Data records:
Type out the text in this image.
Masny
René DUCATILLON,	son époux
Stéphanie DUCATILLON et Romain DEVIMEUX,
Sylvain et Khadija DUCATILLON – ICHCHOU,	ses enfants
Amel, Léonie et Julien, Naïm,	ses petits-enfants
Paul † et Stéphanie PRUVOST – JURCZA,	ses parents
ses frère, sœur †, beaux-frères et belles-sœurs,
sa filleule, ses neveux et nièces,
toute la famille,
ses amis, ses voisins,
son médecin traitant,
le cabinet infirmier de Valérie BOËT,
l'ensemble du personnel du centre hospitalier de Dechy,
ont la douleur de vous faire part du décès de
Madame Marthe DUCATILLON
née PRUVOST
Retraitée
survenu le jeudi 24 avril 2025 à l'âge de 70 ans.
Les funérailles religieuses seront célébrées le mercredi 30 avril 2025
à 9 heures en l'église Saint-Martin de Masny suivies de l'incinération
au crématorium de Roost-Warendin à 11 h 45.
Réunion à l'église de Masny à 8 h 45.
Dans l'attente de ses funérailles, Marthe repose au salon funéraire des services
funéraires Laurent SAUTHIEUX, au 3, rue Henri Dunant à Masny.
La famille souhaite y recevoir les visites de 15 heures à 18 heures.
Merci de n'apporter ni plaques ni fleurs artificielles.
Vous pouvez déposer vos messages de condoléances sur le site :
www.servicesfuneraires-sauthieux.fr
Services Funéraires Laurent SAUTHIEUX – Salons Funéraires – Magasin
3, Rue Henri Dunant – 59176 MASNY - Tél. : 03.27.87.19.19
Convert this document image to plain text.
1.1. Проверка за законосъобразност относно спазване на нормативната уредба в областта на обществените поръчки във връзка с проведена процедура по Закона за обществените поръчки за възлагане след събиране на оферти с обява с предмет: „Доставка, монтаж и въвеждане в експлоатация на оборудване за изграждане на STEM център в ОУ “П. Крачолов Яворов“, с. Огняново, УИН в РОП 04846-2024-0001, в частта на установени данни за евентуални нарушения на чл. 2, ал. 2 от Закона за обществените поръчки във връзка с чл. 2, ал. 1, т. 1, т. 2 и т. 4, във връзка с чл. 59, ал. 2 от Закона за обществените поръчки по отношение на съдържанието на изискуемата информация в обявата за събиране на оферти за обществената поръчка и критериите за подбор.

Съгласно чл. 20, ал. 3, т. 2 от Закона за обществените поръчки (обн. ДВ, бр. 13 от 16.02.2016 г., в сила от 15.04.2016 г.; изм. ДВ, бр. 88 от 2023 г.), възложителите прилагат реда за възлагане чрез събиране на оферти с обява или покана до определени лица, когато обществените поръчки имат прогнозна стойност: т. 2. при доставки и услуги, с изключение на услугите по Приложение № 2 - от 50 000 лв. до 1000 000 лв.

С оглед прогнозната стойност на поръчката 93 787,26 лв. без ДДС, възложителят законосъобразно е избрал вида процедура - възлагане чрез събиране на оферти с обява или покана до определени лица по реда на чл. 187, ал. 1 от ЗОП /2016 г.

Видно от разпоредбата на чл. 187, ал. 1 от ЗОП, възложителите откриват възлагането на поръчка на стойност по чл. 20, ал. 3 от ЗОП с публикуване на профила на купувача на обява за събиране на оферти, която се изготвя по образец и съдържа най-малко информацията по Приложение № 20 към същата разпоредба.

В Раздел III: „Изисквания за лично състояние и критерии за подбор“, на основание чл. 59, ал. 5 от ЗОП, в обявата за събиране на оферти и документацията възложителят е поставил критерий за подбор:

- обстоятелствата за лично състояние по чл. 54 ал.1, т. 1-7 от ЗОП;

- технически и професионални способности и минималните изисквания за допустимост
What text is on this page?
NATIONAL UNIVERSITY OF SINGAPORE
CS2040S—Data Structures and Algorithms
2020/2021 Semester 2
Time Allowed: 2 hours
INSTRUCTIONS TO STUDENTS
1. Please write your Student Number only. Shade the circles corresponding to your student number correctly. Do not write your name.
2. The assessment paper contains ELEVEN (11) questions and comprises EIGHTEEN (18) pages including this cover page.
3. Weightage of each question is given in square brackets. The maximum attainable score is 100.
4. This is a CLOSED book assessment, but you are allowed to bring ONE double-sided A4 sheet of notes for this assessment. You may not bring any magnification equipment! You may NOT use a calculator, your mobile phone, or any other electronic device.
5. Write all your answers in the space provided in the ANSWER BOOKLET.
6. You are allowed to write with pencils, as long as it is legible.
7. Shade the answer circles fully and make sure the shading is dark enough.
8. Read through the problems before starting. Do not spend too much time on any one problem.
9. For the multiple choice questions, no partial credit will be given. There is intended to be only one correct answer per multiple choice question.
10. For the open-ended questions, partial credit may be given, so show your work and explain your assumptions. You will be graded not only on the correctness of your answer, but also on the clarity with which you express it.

**REQUIRED WORK:** Give an exact repetition of all the material.

**SOLVED EXERCISE:**
Type out the text in this image.
Masny
René DUCATILLON,	son époux
Stéphanie DUCATILLON et Romain DEVIMEUX,
Sylvain et Khadija DUCATILLON – ICHCHOU,	ses enfants
Amel, Léonie et Julien, Naïm,	ses petits-enfants
Paul † et Stéphanie PRUVOST – JURCZA,	ses parents
ses frère, sœur †, beaux-frères et belles-sœurs,
sa filleule, ses neveux et nièces,
toute la famille,
ses amis, ses voisins,
son médecin traitant,
le cabinet infirmier de Valérie BOËT,
l'ensemble du personnel du centre hospitalier de Dechy,
ont la douleur de vous faire part du décès de
Madame Marthe DUCATILLON
née PRUVOST
Retraitée
survenu le jeudi 24 avril 2025 à l'âge de 70 ans.
Les funérailles religieuses seront célébrées le mercredi 30 avril 2025
à 9 heures en l'église Saint-Martin de Masny suivies de l'incinération
au crématorium de Roost-Warendin à 11 h 45.
Réunion à l'église de Masny à 8 h 45.
Dans l'attente de ses funérailles, Marthe repose au salon funéraire des services
funéraires Laurent SAUTHIEUX, au 3, rue Henri Dunant à Masny.
La famille souhaite y recevoir les visites de 15 heures à 18 heures.
Merci de n'apporter ni plaques ni fleurs artificielles.
Vous pouvez déposer vos messages de condoléances sur le site :
www.servicesfuneraires-sauthieux.fr
Services Funéraires Laurent SAUTHIEUX – Salons Funéraires – Magasin
3, Rue Henri Dunant – 59176 MASNY - Tél. : 03.27.87.19.19
Convert this document image to plain text.
1.1. Проверка за законосъобразност относно спазване на нормативната уредба в областта на обществените поръчки във връзка с проведена процедура по Закона за обществените поръчки за възлагане след събиране на оферти с обява с предмет: „Доставка, монтаж и въвеждане в експлоатация на оборудване за изграждане на STEM център в ОУ “П. Крачолов Яворов“, с. Огняново, УИН в РОП 04846-2024-0001, в частта на установени данни за евентуални нарушения на чл. 2, ал. 2 от Закона за обществените поръчки във връзка с чл. 2, ал. 1, т. 1, т. 2 и т. 4, във връзка с чл. 59, ал. 2 от Закона за обществените поръчки по отношение на съдържанието на изискуемата информация в обявата за събиране на оферти за обществената поръчка и критериите за подбор.

Съгласно чл. 20, ал. 3, т. 2 от Закона за обществените поръчки (обн. ДВ, бр. 13 от 16.02.2016 г., в сила от 15.04.2016 г.; изм. ДВ, бр. 88 от 2023 г.), възложителите прилагат реда за възлагане чрез събиране на оферти с обява или покана до определени лица, когато обществените поръчки имат прогнозна стойност: т. 2. при доставки и услуги, с изключение на услугите по Приложение № 2 - от 50 000 лв. до 1000 000 лв.

С оглед прогнозната стойност на поръчката 93 787,26 лв. без ДДС, възложителят законосъобразно е избрал вида процедура - възлагане чрез събиране на оферти с обява или покана до определени лица по реда на чл. 187, ал. 1 от ЗОП /2016 г.

Видно от разпоредбата на чл. 187, ал. 1 от ЗОП, възложителите откриват възлагането на поръчка на стойност по чл. 20, ал. 3 от ЗОП с публикуване на профила на купувача на обява за събиране на оферти, която се изготвя по образец и съдържа най-малко информацията по Приложение № 20 към същата разпоредба.

В Раздел III: „Изисквания за лично състояние и критерии за подбор“, на основание чл. 59, ал. 5 от ЗОП, в обявата за събиране на оферти и документацията възложителят е поставил критерий за подбор:

- обстоятелствата за лично състояние по чл. 54 ал.1, т. 1-7 от ЗОП;

- технически и професионални способности и минималните изисквания за допустимост
What text is on this page?
NATIONAL UNIVERSITY OF SINGAPORE
CS2040S—Data Structures and Algorithms
2020/2021 Semester 2
Time Allowed: 2 hours
INSTRUCTIONS TO STUDENTS
1. Please write your Student Number only. Shade the circles corresponding to your student number correctly. Do not write your name.
2. The assessment paper contains ELEVEN (11) questions and comprises EIGHTEEN (18) pages including this cover page.
3. Weightage of each question is given in square brackets. The maximum attainable score is 100.
4. This is a CLOSED book assessment, but you are allowed to bring ONE double-sided A4 sheet of notes for this assessment. You may not bring any magnification equipment! You may NOT use a calculator, your mobile phone, or any other electronic device.
5. Write all your answers in the space provided in the ANSWER BOOKLET.
6. You are allowed to write with pencils, as long as it is legible.
7. Shade the answer circles fully and make sure the shading is dark enough.
8. Read through the problems before starting. Do not spend too much time on any one problem.
9. For the multiple choice questions, no partial credit will be given. There is intended to be only one correct answer per multiple choice question.
10. For the open-ended questions, partial credit may be given, so show your work and explain your assumptions. You will be graded not only on the correctness of your answer, but also on the clarity with which you express it.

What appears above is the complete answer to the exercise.